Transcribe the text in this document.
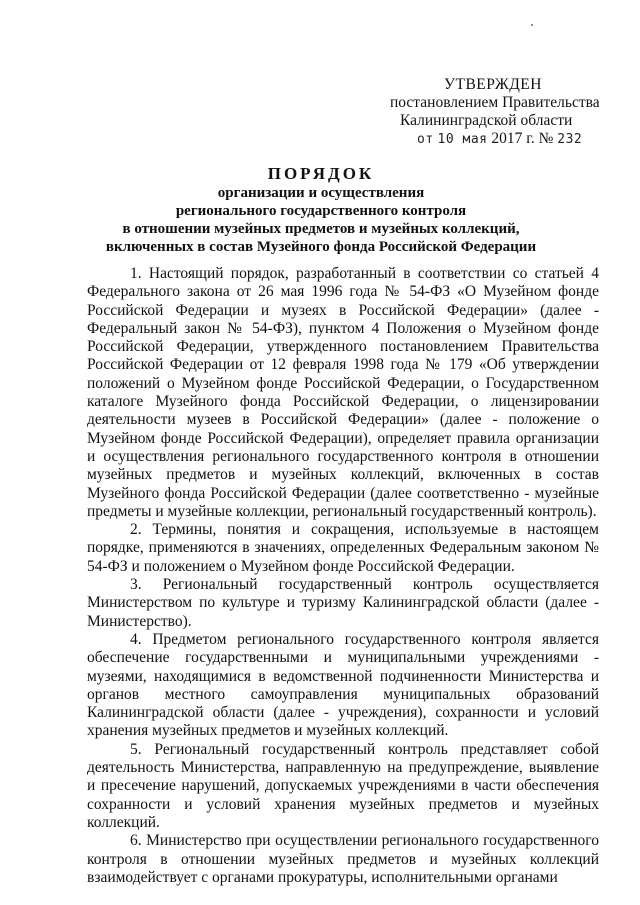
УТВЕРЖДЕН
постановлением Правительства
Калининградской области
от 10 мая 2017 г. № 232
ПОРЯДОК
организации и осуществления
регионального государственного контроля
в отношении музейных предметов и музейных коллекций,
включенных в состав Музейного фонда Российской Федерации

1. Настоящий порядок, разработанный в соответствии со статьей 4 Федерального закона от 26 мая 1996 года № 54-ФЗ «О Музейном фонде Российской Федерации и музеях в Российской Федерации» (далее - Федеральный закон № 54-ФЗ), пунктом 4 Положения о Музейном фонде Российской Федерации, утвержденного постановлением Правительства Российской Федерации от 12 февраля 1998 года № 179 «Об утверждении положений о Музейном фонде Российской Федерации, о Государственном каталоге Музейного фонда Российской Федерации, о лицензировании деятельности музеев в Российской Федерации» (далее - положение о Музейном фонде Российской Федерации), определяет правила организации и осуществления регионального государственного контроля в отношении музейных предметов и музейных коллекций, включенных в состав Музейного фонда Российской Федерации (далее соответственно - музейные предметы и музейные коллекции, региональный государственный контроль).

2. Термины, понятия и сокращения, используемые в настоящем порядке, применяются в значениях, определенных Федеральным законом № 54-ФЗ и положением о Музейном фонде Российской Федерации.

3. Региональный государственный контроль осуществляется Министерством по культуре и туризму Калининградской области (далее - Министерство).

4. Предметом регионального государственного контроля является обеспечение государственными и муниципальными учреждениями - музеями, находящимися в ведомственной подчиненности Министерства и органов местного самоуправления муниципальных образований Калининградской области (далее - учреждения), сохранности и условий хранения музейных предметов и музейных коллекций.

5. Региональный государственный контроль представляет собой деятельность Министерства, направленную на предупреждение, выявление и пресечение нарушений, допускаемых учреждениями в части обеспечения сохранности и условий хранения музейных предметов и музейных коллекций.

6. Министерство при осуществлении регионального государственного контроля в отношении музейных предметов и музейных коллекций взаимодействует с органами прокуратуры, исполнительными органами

=-=-=-=-=

WHAT IS ASKED:
With the pictures omitted, reproduce the records in full and exactly.

RESULT:
Transcribe the text in this document.
УТВЕРЖДЕН
постановлением Правительства
Калининградской области
от 10 мая 2017 г. № 232
ПОРЯДОК
организации и осуществления
регионального государственного контроля
в отношении музейных предметов и музейных коллекций,
включенных в состав Музейного фонда Российской Федерации

1. Настоящий порядок, разработанный в соответствии со статьей 4 Федерального закона от 26 мая 1996 года № 54-ФЗ «О Музейном фонде Российской Федерации и музеях в Российской Федерации» (далее - Федеральный закон № 54-ФЗ), пунктом 4 Положения о Музейном фонде Российской Федерации, утвержденного постановлением Правительства Российской Федерации от 12 февраля 1998 года № 179 «Об утверждении положений о Музейном фонде Российской Федерации, о Государственном каталоге Музейного фонда Российской Федерации, о лицензировании деятельности музеев в Российской Федерации» (далее - положение о Музейном фонде Российской Федерации), определяет правила организации и осуществления регионального государственного контроля в отношении музейных предметов и музейных коллекций, включенных в состав Музейного фонда Российской Федерации (далее соответственно - музейные предметы и музейные коллекции, региональный государственный контроль).

2. Термины, понятия и сокращения, используемые в настоящем порядке, применяются в значениях, определенных Федеральным законом № 54-ФЗ и положением о Музейном фонде Российской Федерации.

3. Региональный государственный контроль осуществляется Министерством по культуре и туризму Калининградской области (далее - Министерство).

4. Предметом регионального государственного контроля является обеспечение государственными и муниципальными учреждениями - музеями, находящимися в ведомственной подчиненности Министерства и органов местного самоуправления муниципальных образований Калининградской области (далее - учреждения), сохранности и условий хранения музейных предметов и музейных коллекций.

5. Региональный государственный контроль представляет собой деятельность Министерства, направленную на предупреждение, выявление и пресечение нарушений, допускаемых учреждениями в части обеспечения сохранности и условий хранения музейных предметов и музейных коллекций.

6. Министерство при осуществлении регионального государственного контроля в отношении музейных предметов и музейных коллекций взаимодействует с органами прокуратуры, исполнительными органами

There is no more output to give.